WHAT THE EXERCISE ASKS: What is the number of lines in the entries that include the word "this"? Respond with the number only.

[Data excerpts]
— begin —

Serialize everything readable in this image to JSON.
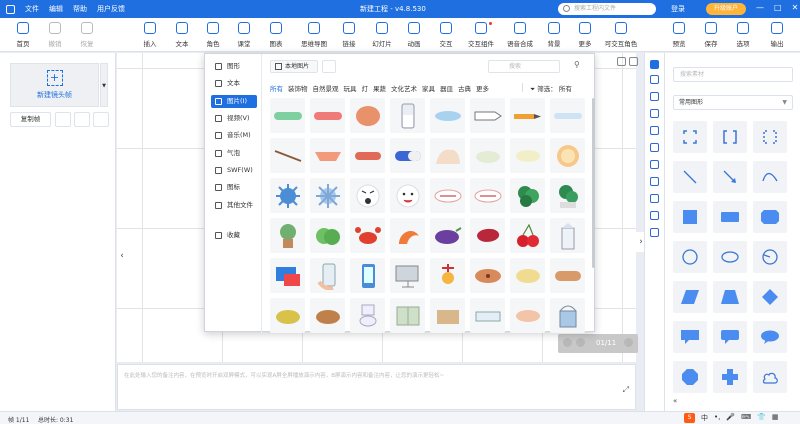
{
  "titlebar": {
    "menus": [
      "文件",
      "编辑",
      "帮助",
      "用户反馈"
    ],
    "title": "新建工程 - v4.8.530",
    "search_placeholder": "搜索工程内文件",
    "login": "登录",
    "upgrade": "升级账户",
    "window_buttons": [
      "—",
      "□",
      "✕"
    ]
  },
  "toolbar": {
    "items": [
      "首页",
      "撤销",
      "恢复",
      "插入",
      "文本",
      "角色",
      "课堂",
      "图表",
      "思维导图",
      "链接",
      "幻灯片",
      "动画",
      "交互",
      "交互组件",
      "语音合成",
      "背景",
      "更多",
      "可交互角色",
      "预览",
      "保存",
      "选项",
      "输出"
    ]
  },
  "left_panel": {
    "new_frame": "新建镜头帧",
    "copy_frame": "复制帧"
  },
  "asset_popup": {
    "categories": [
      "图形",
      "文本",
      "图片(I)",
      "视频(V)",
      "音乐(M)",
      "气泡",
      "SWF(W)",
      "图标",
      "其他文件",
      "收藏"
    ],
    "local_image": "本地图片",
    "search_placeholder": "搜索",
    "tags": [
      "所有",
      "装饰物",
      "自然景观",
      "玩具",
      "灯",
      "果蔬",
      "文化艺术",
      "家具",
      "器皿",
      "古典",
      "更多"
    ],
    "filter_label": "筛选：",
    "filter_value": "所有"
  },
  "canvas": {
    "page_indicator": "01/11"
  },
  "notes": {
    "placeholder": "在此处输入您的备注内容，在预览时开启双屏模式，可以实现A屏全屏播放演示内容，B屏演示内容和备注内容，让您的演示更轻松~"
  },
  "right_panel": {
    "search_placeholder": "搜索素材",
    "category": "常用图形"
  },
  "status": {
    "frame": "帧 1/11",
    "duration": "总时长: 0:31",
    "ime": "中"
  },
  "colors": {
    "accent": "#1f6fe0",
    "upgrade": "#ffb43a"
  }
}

— end —
— begin —

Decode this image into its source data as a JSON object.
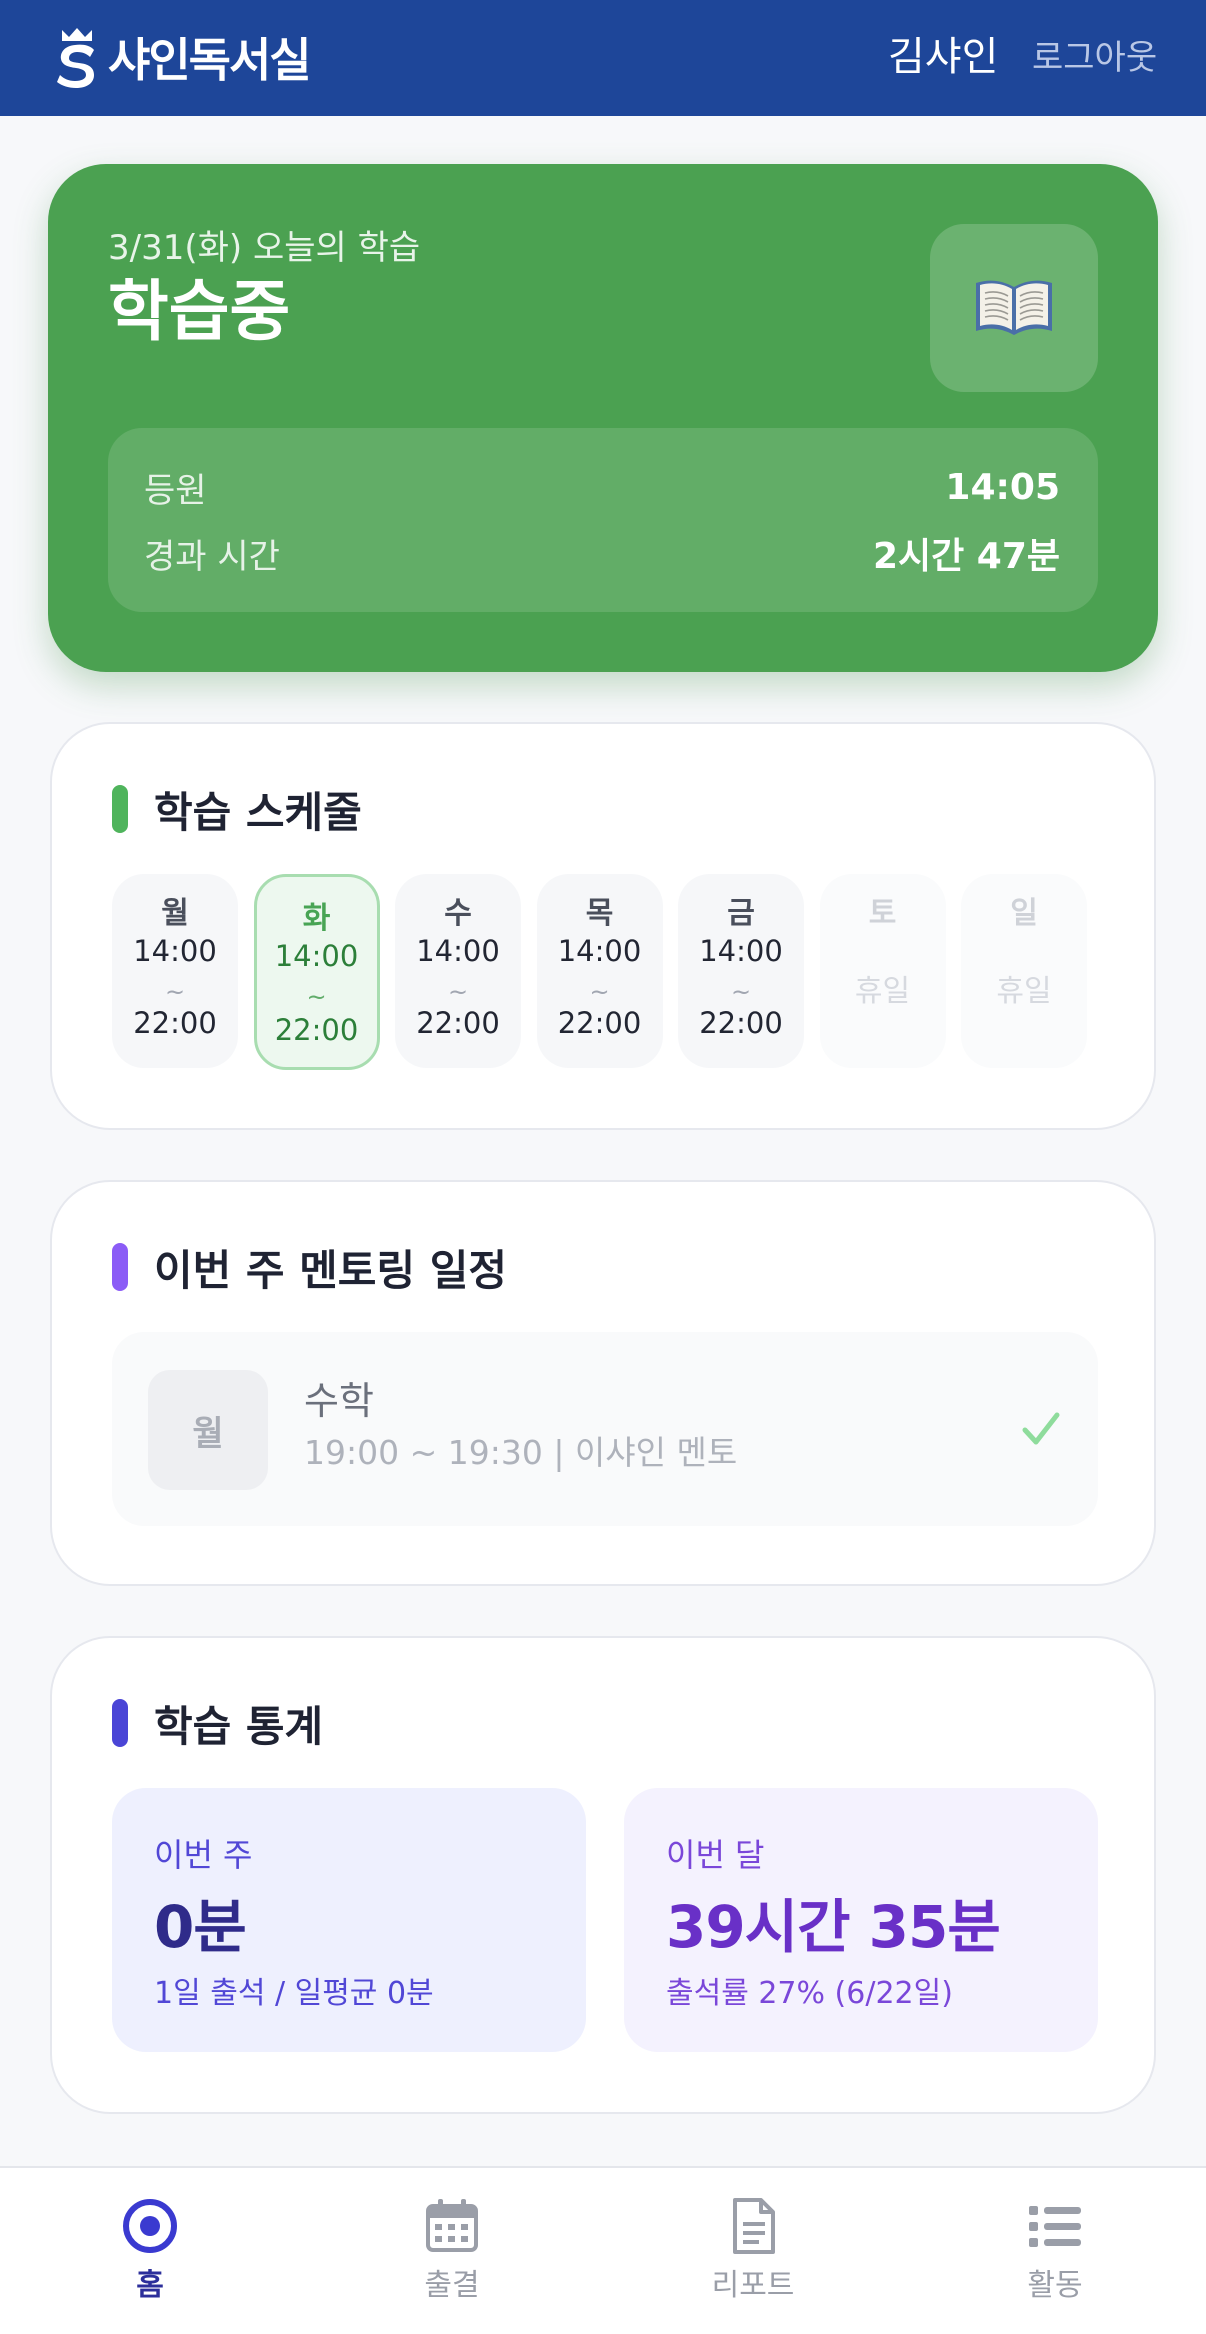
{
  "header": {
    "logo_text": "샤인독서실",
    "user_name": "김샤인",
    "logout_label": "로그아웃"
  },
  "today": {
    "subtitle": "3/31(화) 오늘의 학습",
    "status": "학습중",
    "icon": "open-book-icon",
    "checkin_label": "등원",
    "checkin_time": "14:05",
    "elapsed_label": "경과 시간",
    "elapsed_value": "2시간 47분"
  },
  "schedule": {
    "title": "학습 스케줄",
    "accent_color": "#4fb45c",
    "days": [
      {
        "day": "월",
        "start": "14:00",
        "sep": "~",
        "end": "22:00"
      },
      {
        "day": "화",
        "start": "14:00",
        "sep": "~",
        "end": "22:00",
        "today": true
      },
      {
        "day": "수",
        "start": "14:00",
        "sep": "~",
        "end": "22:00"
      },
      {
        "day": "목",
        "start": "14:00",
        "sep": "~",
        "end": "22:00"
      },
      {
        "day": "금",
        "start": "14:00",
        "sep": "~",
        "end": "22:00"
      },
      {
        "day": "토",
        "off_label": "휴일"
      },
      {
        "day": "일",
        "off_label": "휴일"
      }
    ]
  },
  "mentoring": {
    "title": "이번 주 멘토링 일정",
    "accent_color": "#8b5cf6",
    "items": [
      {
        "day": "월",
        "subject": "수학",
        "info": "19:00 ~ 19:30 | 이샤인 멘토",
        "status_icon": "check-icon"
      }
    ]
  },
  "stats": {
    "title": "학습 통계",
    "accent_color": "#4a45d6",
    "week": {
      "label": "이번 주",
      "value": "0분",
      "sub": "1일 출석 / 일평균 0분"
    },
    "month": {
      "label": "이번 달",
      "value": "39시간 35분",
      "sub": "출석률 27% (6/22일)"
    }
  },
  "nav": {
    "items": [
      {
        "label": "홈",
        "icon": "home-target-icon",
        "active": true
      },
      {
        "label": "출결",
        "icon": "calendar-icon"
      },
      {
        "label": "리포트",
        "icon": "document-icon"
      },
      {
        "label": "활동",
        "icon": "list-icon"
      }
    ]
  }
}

— end —

RESULT: 2